Find the string "Dogecoin" in the entries and copy each line that has it.

## START Working data

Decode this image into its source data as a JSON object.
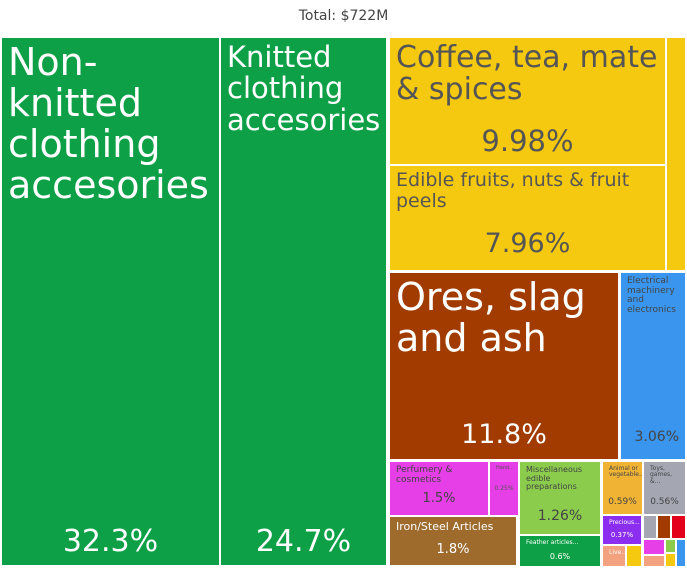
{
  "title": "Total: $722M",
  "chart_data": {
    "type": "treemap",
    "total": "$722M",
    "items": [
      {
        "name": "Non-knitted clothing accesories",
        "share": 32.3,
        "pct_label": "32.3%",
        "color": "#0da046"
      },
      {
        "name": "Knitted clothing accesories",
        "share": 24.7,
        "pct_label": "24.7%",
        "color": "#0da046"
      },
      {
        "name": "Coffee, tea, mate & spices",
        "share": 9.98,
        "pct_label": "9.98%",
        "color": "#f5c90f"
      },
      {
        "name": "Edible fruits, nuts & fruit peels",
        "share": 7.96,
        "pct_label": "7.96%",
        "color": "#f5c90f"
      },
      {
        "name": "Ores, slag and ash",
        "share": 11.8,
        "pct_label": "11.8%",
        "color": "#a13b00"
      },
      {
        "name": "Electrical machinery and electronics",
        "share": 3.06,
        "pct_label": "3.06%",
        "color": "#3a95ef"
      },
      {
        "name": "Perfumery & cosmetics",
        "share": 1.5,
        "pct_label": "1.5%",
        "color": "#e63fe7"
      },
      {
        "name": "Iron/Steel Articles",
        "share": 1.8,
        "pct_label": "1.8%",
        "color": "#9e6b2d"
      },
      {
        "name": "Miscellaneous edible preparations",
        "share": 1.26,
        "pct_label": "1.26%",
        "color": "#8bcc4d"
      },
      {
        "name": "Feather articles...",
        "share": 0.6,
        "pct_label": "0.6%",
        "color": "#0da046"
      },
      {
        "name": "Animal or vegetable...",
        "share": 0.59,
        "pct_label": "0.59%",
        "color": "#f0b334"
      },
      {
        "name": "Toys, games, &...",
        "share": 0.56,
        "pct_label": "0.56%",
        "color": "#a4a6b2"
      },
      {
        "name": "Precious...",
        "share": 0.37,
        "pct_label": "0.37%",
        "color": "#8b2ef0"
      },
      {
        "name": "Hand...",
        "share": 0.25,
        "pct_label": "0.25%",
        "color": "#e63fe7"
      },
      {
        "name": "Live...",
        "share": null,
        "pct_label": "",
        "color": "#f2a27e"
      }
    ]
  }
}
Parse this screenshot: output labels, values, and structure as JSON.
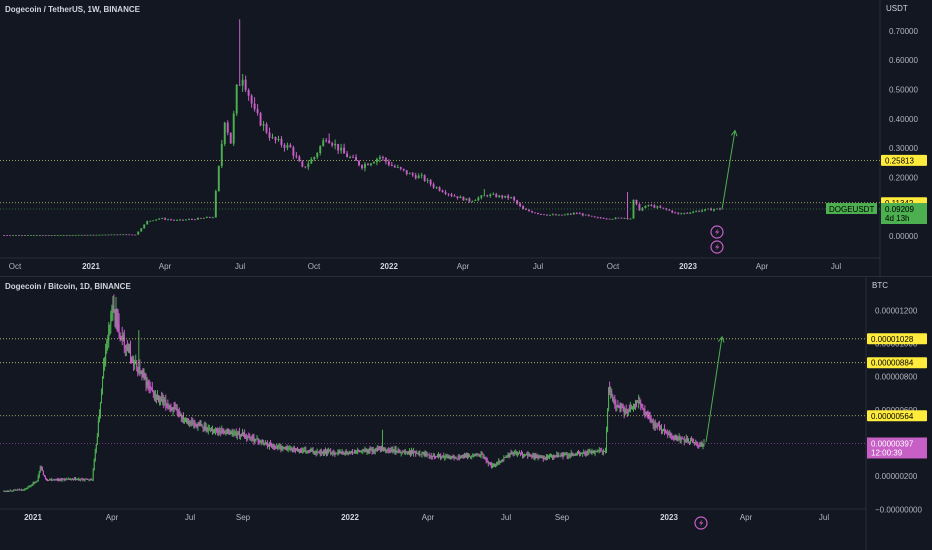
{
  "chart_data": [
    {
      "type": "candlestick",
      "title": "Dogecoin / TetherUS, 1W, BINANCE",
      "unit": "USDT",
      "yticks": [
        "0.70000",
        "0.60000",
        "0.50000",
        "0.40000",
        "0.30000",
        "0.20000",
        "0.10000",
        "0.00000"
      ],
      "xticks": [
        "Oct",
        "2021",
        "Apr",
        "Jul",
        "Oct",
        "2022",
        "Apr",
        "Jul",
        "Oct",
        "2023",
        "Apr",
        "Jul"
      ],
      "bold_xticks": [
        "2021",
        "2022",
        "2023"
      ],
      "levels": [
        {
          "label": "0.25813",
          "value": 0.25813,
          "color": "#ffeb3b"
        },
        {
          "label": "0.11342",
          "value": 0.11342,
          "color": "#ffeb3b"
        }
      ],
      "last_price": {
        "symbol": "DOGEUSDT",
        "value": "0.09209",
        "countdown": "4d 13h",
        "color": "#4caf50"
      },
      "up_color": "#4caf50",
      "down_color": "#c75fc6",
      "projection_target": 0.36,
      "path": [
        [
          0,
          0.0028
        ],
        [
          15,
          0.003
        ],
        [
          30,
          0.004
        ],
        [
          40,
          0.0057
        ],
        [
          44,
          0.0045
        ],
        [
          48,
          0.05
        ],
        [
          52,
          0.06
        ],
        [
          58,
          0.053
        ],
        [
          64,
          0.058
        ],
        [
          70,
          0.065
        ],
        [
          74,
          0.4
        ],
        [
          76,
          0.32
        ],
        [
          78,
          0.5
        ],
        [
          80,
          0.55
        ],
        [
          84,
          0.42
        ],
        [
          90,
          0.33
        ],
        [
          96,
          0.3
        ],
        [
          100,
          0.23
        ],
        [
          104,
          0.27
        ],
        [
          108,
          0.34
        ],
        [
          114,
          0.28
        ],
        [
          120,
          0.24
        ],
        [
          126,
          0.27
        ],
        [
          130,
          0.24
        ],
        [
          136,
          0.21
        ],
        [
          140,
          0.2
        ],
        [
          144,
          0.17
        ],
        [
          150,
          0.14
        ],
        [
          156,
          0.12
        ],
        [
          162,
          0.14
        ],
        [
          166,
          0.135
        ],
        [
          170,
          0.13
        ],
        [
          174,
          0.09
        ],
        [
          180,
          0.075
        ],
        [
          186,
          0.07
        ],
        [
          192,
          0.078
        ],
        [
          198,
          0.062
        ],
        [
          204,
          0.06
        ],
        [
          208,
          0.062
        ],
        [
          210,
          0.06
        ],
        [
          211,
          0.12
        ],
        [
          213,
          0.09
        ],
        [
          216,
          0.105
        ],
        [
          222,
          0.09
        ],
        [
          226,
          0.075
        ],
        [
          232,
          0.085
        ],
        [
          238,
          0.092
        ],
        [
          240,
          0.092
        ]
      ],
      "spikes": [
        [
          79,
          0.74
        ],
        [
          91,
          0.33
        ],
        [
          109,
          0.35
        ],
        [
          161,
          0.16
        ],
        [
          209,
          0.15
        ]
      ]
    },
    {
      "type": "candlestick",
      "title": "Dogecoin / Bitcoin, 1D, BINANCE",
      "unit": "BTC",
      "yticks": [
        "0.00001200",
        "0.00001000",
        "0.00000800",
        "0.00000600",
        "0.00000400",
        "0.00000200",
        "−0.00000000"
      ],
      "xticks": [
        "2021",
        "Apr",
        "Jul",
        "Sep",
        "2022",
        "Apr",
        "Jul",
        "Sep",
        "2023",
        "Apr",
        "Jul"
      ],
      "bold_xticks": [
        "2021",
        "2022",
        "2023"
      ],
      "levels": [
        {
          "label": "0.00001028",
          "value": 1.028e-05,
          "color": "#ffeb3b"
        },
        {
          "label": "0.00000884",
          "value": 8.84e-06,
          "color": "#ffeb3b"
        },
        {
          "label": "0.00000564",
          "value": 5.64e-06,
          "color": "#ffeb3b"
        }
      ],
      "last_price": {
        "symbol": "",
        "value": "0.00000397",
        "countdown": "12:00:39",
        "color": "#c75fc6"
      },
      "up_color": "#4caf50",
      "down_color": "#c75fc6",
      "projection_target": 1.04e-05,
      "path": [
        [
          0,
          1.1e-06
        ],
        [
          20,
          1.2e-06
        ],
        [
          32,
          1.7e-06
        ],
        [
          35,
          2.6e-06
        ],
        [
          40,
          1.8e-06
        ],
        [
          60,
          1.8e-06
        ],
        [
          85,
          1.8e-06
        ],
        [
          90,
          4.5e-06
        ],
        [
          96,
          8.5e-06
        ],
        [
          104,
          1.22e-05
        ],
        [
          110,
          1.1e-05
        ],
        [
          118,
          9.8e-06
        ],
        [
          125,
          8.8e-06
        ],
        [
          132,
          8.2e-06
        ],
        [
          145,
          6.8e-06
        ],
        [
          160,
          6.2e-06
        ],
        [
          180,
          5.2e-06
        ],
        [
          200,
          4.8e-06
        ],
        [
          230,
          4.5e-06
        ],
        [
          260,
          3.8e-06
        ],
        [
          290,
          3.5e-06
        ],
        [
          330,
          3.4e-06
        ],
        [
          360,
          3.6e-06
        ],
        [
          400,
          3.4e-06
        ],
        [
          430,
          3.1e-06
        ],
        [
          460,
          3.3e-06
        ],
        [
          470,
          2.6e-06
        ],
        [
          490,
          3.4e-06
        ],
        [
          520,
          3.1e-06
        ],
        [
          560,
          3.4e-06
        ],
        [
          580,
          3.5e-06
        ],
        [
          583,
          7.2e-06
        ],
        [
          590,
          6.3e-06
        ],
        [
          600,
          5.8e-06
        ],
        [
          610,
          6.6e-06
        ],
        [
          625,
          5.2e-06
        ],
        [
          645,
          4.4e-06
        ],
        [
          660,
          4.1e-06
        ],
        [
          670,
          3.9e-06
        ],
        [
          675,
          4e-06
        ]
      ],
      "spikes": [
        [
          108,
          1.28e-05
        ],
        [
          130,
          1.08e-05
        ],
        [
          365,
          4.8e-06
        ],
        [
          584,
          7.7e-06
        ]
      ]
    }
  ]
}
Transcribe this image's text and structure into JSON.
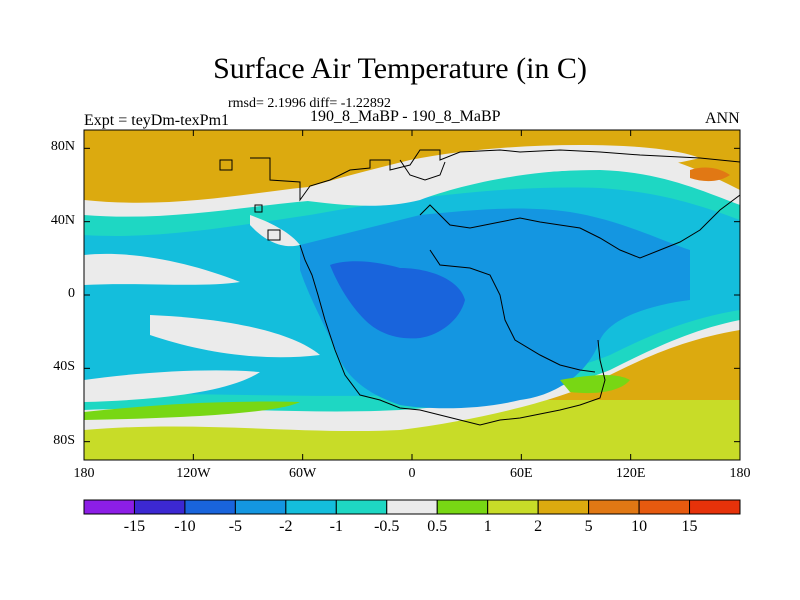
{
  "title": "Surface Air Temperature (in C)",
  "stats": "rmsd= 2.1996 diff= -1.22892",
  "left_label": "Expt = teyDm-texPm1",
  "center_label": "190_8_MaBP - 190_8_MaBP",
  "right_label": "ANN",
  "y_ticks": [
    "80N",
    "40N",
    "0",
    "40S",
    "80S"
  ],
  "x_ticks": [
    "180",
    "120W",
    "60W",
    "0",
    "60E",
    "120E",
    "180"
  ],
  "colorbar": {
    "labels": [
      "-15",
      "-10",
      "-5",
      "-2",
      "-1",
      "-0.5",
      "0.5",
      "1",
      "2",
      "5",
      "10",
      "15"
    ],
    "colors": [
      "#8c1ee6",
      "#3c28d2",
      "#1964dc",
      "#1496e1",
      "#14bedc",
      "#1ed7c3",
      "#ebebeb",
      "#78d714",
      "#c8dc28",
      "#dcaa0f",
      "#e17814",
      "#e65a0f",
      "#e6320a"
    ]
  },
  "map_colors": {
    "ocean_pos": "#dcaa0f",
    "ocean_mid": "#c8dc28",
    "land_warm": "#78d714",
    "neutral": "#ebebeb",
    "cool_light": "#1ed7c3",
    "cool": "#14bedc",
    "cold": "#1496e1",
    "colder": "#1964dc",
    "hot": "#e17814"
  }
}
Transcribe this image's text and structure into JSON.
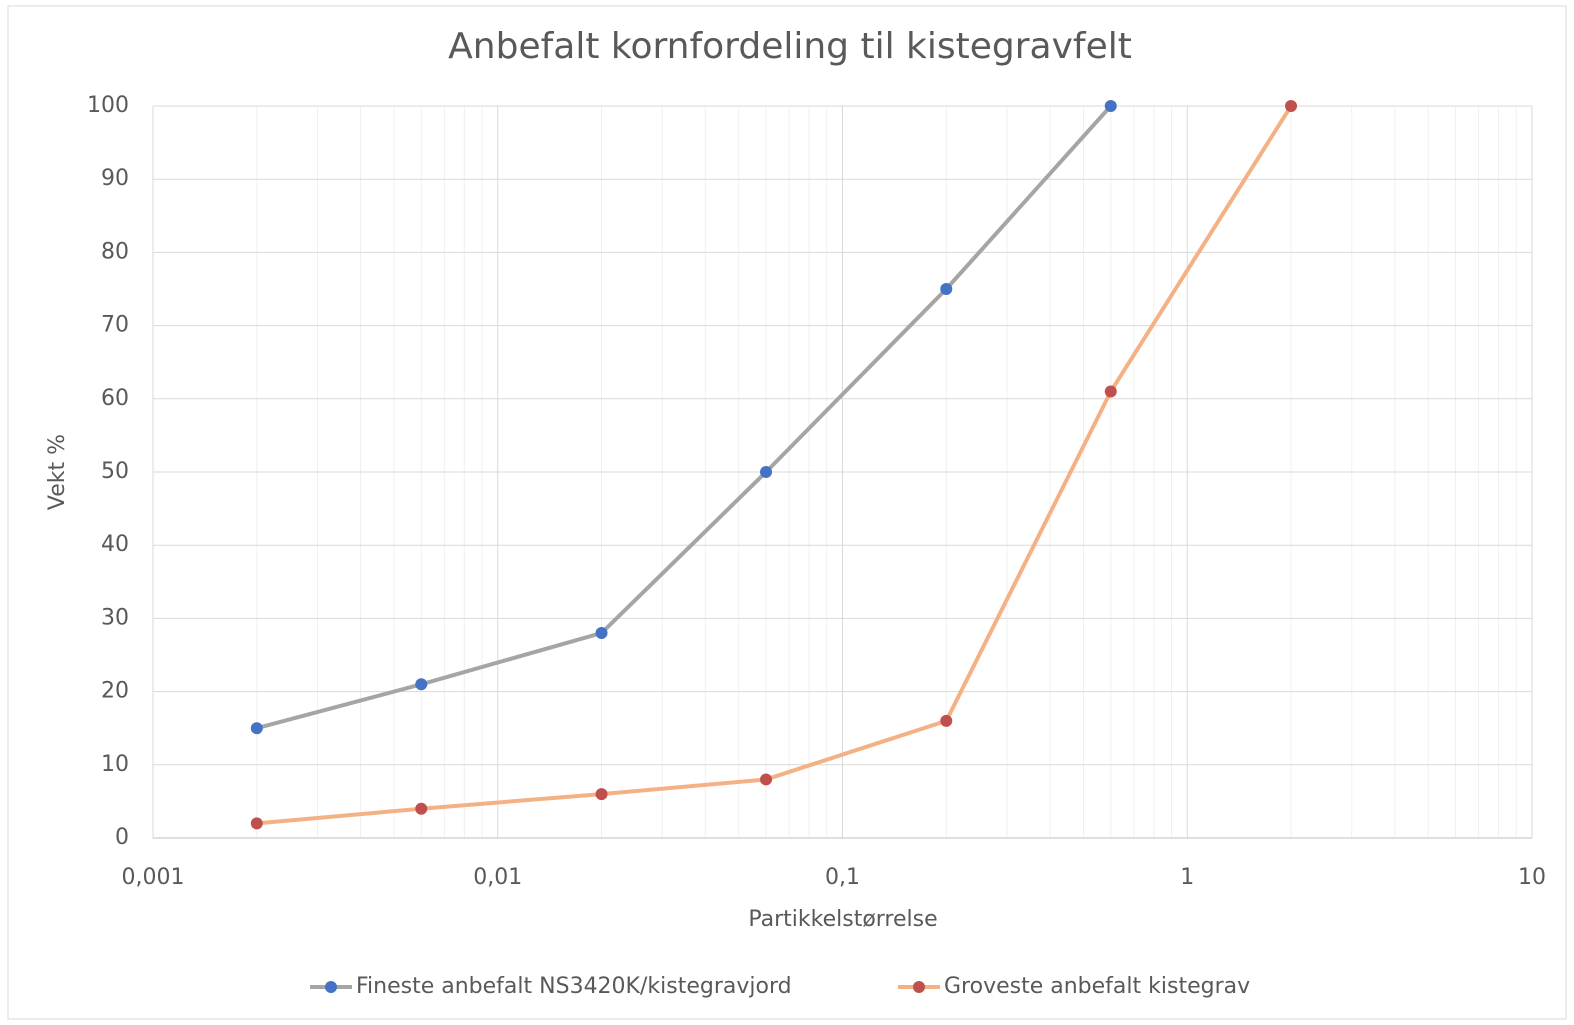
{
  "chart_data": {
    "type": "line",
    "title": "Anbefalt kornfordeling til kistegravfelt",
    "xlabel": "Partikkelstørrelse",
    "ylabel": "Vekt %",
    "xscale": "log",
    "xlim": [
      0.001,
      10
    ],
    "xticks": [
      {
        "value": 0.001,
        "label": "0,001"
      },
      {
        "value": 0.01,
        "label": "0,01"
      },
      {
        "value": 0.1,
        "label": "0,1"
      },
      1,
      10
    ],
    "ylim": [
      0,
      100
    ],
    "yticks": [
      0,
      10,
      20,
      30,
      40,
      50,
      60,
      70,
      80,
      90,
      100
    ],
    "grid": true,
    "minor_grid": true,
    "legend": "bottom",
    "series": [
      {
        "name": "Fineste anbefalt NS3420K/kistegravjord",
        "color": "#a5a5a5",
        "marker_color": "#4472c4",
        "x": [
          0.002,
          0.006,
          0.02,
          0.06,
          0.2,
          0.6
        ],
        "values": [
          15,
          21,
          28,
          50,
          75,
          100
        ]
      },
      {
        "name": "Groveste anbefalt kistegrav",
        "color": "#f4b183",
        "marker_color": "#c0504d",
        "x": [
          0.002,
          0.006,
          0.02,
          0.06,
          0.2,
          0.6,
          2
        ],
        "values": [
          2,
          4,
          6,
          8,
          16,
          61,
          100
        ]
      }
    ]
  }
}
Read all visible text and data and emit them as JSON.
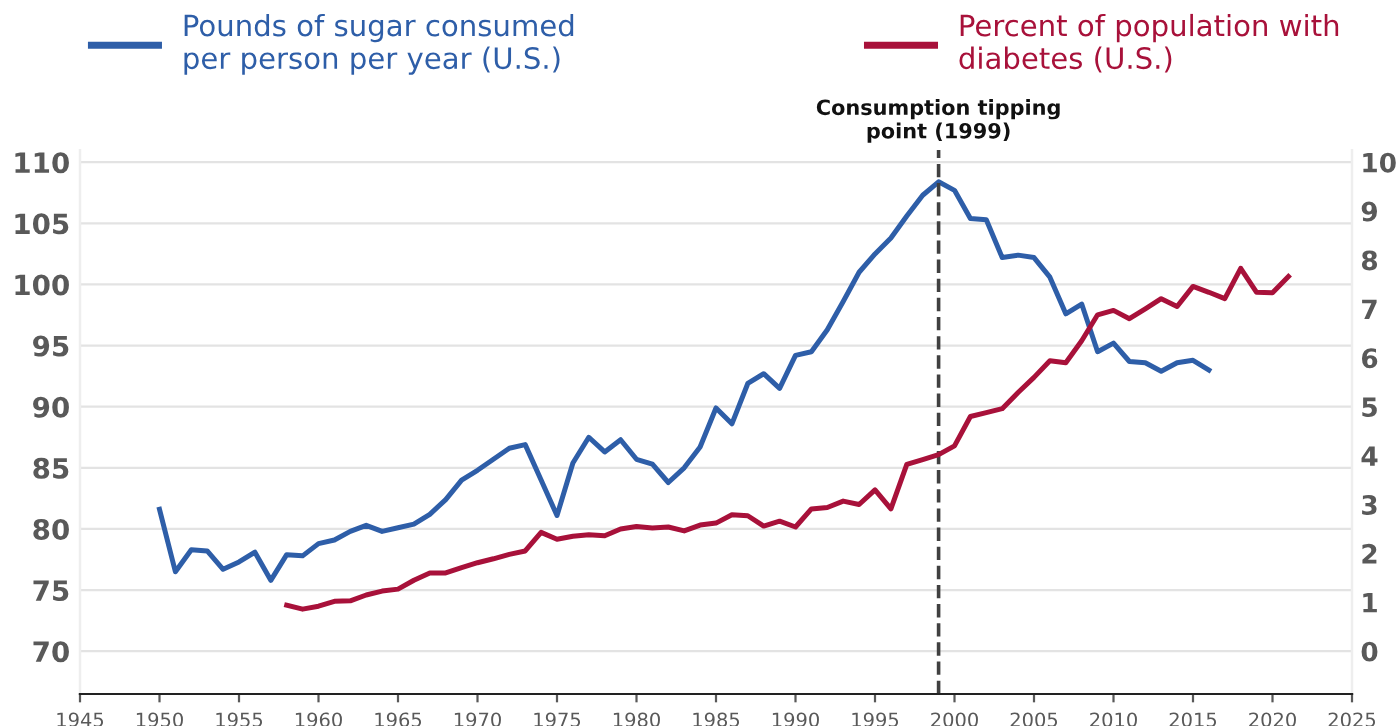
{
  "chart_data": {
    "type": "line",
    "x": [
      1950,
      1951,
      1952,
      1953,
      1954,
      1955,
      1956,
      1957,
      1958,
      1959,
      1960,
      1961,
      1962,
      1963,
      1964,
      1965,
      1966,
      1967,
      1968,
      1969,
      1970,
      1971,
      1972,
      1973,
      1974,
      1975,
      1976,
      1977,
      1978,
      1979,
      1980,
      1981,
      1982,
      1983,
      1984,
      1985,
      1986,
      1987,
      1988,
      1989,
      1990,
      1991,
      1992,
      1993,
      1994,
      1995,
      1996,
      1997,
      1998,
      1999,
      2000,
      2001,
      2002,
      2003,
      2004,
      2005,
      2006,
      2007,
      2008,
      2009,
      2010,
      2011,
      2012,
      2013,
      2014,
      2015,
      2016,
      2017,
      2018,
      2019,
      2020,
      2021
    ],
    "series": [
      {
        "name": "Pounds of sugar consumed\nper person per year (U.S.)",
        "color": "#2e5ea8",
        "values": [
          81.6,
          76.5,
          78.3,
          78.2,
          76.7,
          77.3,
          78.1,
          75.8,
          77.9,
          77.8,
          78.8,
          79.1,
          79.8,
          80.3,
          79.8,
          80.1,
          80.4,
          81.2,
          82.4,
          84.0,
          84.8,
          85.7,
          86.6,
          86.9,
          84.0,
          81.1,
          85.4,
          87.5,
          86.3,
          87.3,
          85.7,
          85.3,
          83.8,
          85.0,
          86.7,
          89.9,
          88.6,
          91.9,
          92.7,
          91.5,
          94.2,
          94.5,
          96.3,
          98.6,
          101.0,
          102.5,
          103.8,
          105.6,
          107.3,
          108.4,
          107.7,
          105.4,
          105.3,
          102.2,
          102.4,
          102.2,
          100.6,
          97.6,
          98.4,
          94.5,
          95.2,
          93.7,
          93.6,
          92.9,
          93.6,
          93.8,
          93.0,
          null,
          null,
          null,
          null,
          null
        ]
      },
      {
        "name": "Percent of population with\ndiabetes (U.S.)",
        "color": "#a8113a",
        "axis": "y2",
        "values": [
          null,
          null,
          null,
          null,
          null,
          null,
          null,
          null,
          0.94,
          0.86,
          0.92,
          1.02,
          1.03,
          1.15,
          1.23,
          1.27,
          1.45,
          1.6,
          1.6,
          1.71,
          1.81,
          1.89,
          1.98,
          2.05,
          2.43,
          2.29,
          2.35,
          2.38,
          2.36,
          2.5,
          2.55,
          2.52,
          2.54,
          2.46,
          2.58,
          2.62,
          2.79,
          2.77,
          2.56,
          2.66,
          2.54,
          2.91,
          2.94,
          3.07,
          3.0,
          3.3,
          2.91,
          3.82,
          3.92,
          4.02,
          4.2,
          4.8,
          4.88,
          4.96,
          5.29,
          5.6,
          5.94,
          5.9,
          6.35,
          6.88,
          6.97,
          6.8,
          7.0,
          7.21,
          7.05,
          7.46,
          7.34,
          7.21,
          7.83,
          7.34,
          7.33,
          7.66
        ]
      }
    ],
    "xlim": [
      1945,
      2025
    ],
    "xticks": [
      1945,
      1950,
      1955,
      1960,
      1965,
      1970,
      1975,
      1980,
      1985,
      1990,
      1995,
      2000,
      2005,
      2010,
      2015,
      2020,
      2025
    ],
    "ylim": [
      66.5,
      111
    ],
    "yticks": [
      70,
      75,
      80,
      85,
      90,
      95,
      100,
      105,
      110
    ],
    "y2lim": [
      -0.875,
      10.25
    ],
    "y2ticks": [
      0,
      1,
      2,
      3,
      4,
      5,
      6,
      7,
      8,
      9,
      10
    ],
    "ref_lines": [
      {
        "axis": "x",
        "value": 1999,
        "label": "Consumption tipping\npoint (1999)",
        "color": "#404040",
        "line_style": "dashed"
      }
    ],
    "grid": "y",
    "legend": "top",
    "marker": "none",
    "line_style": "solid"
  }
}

## END Working data

Problem solution
      "title": "Dogecoin / TetherUS, 1W, BINANCE",
      "title": "Dogecoin / Bitcoin, 1D, BINANCE",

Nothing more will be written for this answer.